TASK STATEMENT: Exact reproduction, images excluded: write out the records below.

Dataset excerpts:
|---|
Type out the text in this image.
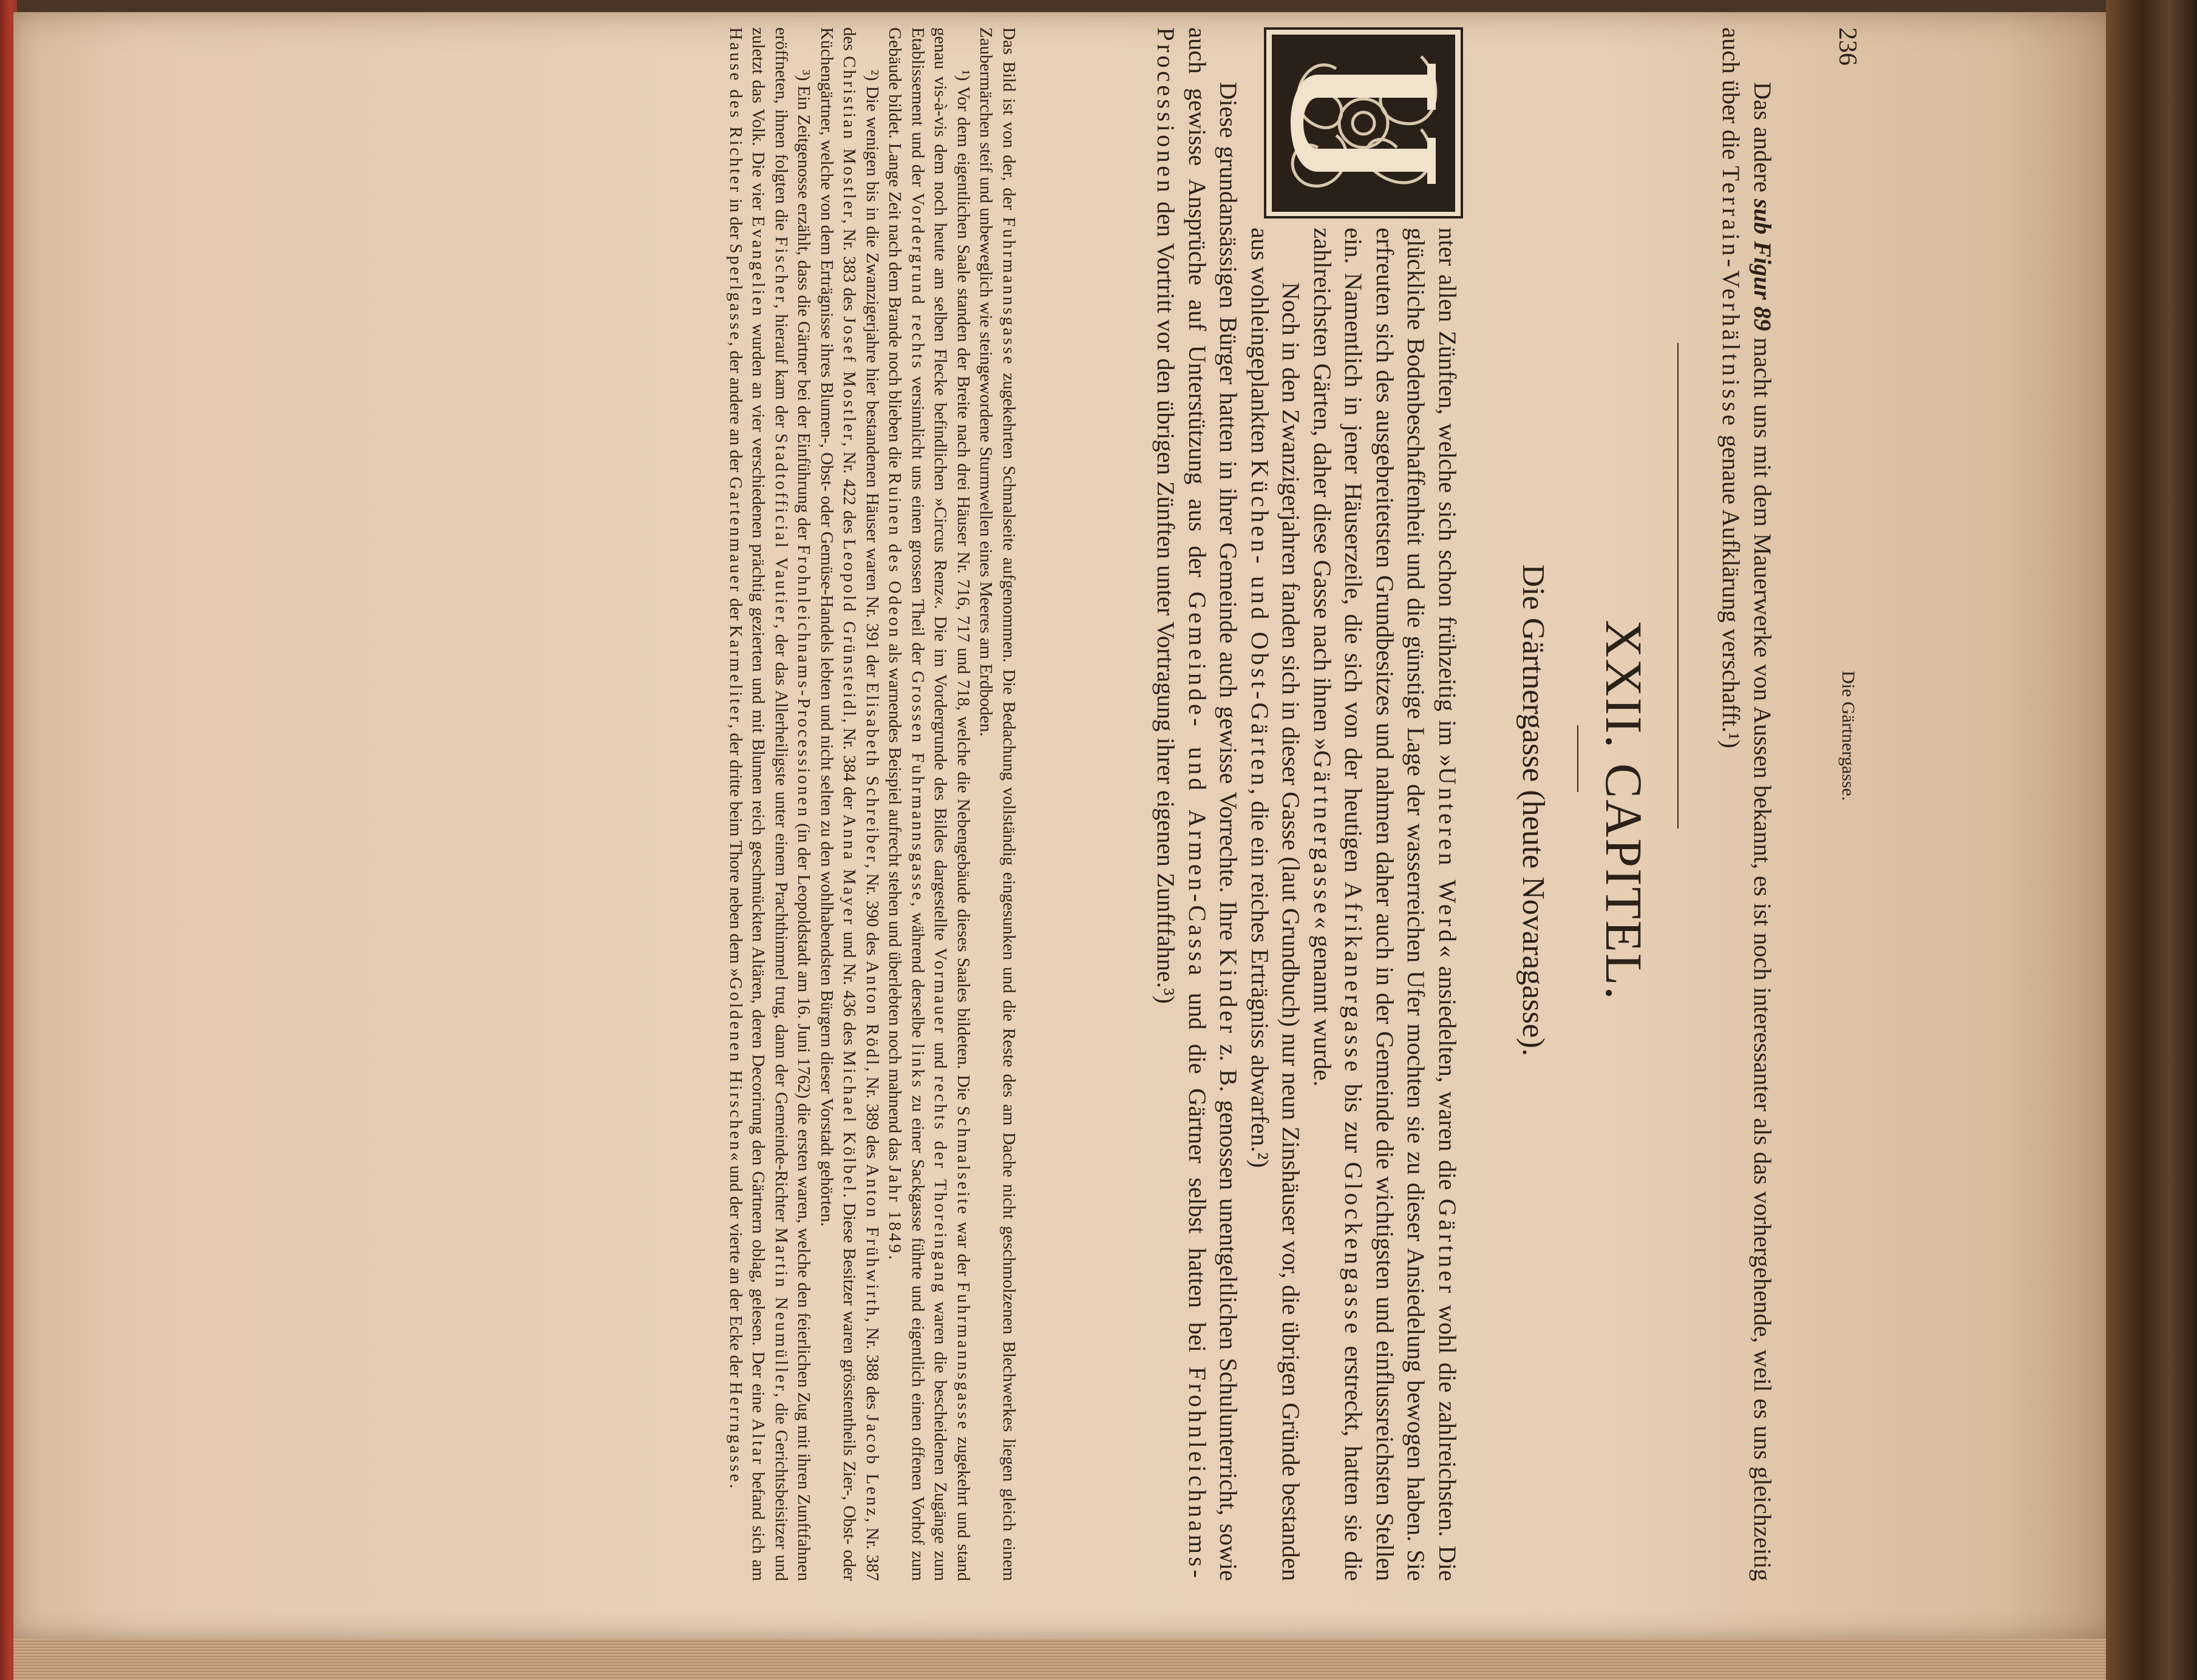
236
Die Gärtnergasse.

Das andere sub Figur 89 macht uns mit dem Mauerwerke von Aussen bekannt, es ist noch interessanter als das vorhergehende, weil es uns gleichzeitig auch über die Terrain-Verhältnisse genaue Aufklärung verschafft.¹)

XXII. CAPITEL.
Die Gärtnergasse (heute Novaragasse).
U

nter allen Zünften, welche sich schon frühzeitig im »Unteren Werd« ansiedelten, waren die Gärtner wohl die zahlreichsten. Die glückliche Bodenbeschaffenheit und die günstige Lage der wasserreichen Ufer mochten sie zu dieser Ansiedelung bewogen haben. Sie erfreuten sich des ausgebreitetsten Grundbesitzes und nahmen daher auch in der Gemeinde die wichtigsten und einflussreichsten Stellen ein. Namentlich in jener Häuserzeile, die sich von der heutigen Afrikanergasse bis zur Glockengasse erstreckt, hatten sie die zahlreichsten Gärten, daher diese Gasse nach ihnen »Gärtnergasse« genannt wurde.

Noch in den Zwanzigerjahren fanden sich in dieser Gasse (laut Grundbuch) nur neun Zinshäuser vor, die übrigen Gründe bestanden aus wohleingeplankten Küchen- und Obst-Gärten, die ein reiches Erträgniss abwarfen.²)

Diese grundansässigen Bürger hatten in ihrer Gemeinde auch gewisse Vorrechte. Ihre Kinder z. B. genossen unentgeltlichen Schulunterricht, sowie auch gewisse Ansprüche auf Unterstützung aus der Gemeinde- und Armen-Cassa und die Gärtner selbst hatten bei Frohnleichnams-Processionen den Vortritt vor den übrigen Zünften unter Vortragung ihrer eigenen Zunftfahne.³)

Das Bild ist von der, der Fuhrmannsgasse zugekehrten Schmalseite aufgenommen. Die Bedachung vollständig eingesunken und die Reste des am Dache nicht geschmolzenen Blechwerkes liegen gleich einem Zaubermärchen steif und unbeweglich wie steingewordene Sturmwellen eines Meeres am Erdboden.

¹) Vor dem eigentlichen Saale standen der Breite nach drei Häuser Nr. 716, 717 und 718, welche die Nebengebäude dieses Saales bildeten. Die Schmalseite war der Fuhrmannsgasse zugekehrt und stand genau vis-à-vis dem noch heute am selben Flecke befindlichen »Circus Renz«. Die im Vordergrunde des Bildes dargestellte Vormauer und rechts der Thoreingang waren die bescheidenen Zugänge zum Etablissement und der Vordergrund rechts versinnlicht uns einen grossen Theil der Grossen Fuhrmannsgasse, während derselbe links zu einer Sackgasse führte und eigentlich einen offenen Vorhof zum Gebäude bildet. Lange Zeit nach dem Brande noch blieben die Ruinen des Odeon als warnendes Beispiel aufrecht stehen und überlebten noch mahnend das Jahr 1849.

²) Die wenigen bis in die Zwanzigerjahre hier bestandenen Häuser waren Nr. 391 der Elisabeth Schreiber, Nr. 390 des Anton Rödl, Nr. 389 des Anton Frühwirth, Nr. 388 des Jacob Lenz, Nr. 387 des Christian Mostler, Nr. 383 des Josef Mostler, Nr. 422 des Leopold Grünsteidl, Nr. 384 der Anna Mayer und Nr. 436 des Michael Kölbel. Diese Besitzer waren grösstentheils Zier-, Obst- oder Küchengärtner, welche von dem Erträgnisse ihres Blumen-, Obst- oder Gemüse-Handels lebten und nicht selten zu den wohlhabendsten Bürgern dieser Vorstadt gehörten.

³) Ein Zeitgenosse erzählt, dass die Gärtner bei der Einführung der Frohnleichnams-Processionen (in der Leopoldstadt am 16. Juni 1762) die ersten waren, welche den feierlichen Zug mit ihren Zunftfahnen eröffneten, ihnen folgten die Fischer, hierauf kam der Stadtofficial Vautier, der das Allerheiligste unter einem Prachthimmel trug, dann der Gemeinde-Richter Martin Neumüller, die Gerichtsbeisitzer und zuletzt das Volk. Die vier Evangelien wurden an vier verschiedenen prächtig gezierten und mit Blumen reich geschmückten Altären, deren Decorirung den Gärtnern oblag, gelesen. Der eine Altar befand sich am Hause des Richter in der Sperlgasse, der andere an der Gartenmauer der Karmeliter, der dritte beim Thore neben dem »Goldenen Hirschen« und der vierte an der Ecke der Herrngasse.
|---|
ANSWER TO THE PROBLEM:
Type out the text in this image.
236
Die Gärtnergasse.

Das andere sub Figur 89 macht uns mit dem Mauerwerke von Aussen bekannt, es ist noch interessanter als das vorhergehende, weil es uns gleichzeitig auch über die Terrain-Verhältnisse genaue Aufklärung verschafft.¹)

XXII. CAPITEL.
Die Gärtnergasse (heute Novaragasse).
U

nter allen Zünften, welche sich schon frühzeitig im »Unteren Werd« ansiedelten, waren die Gärtner wohl die zahlreichsten. Die glückliche Bodenbeschaffenheit und die günstige Lage der wasserreichen Ufer mochten sie zu dieser Ansiedelung bewogen haben. Sie erfreuten sich des ausgebreitetsten Grundbesitzes und nahmen daher auch in der Gemeinde die wichtigsten und einflussreichsten Stellen ein. Namentlich in jener Häuserzeile, die sich von der heutigen Afrikanergasse bis zur Glockengasse erstreckt, hatten sie die zahlreichsten Gärten, daher diese Gasse nach ihnen »Gärtnergasse« genannt wurde.

Noch in den Zwanzigerjahren fanden sich in dieser Gasse (laut Grundbuch) nur neun Zinshäuser vor, die übrigen Gründe bestanden aus wohleingeplankten Küchen- und Obst-Gärten, die ein reiches Erträgniss abwarfen.²)

Diese grundansässigen Bürger hatten in ihrer Gemeinde auch gewisse Vorrechte. Ihre Kinder z. B. genossen unentgeltlichen Schulunterricht, sowie auch gewisse Ansprüche auf Unterstützung aus der Gemeinde- und Armen-Cassa und die Gärtner selbst hatten bei Frohnleichnams-Processionen den Vortritt vor den übrigen Zünften unter Vortragung ihrer eigenen Zunftfahne.³)

Das Bild ist von der, der Fuhrmannsgasse zugekehrten Schmalseite aufgenommen. Die Bedachung vollständig eingesunken und die Reste des am Dache nicht geschmolzenen Blechwerkes liegen gleich einem Zaubermärchen steif und unbeweglich wie steingewordene Sturmwellen eines Meeres am Erdboden.

¹) Vor dem eigentlichen Saale standen der Breite nach drei Häuser Nr. 716, 717 und 718, welche die Nebengebäude dieses Saales bildeten. Die Schmalseite war der Fuhrmannsgasse zugekehrt und stand genau vis-à-vis dem noch heute am selben Flecke befindlichen »Circus Renz«. Die im Vordergrunde des Bildes dargestellte Vormauer und rechts der Thoreingang waren die bescheidenen Zugänge zum Etablissement und der Vordergrund rechts versinnlicht uns einen grossen Theil der Grossen Fuhrmannsgasse, während derselbe links zu einer Sackgasse führte und eigentlich einen offenen Vorhof zum Gebäude bildet. Lange Zeit nach dem Brande noch blieben die Ruinen des Odeon als warnendes Beispiel aufrecht stehen und überlebten noch mahnend das Jahr 1849.

²) Die wenigen bis in die Zwanzigerjahre hier bestandenen Häuser waren Nr. 391 der Elisabeth Schreiber, Nr. 390 des Anton Rödl, Nr. 389 des Anton Frühwirth, Nr. 388 des Jacob Lenz, Nr. 387 des Christian Mostler, Nr. 383 des Josef Mostler, Nr. 422 des Leopold Grünsteidl, Nr. 384 der Anna Mayer und Nr. 436 des Michael Kölbel. Diese Besitzer waren grösstentheils Zier-, Obst- oder Küchengärtner, welche von dem Erträgnisse ihres Blumen-, Obst- oder Gemüse-Handels lebten und nicht selten zu den wohlhabendsten Bürgern dieser Vorstadt gehörten.

³) Ein Zeitgenosse erzählt, dass die Gärtner bei der Einführung der Frohnleichnams-Processionen (in der Leopoldstadt am 16. Juni 1762) die ersten waren, welche den feierlichen Zug mit ihren Zunftfahnen eröffneten, ihnen folgten die Fischer, hierauf kam der Stadtofficial Vautier, der das Allerheiligste unter einem Prachthimmel trug, dann der Gemeinde-Richter Martin Neumüller, die Gerichtsbeisitzer und zuletzt das Volk. Die vier Evangelien wurden an vier verschiedenen prächtig gezierten und mit Blumen reich geschmückten Altären, deren Decorirung den Gärtnern oblag, gelesen. Der eine Altar befand sich am Hause des Richter in der Sperlgasse, der andere an der Gartenmauer der Karmeliter, der dritte beim Thore neben dem »Goldenen Hirschen« und der vierte an der Ecke der Herrngasse.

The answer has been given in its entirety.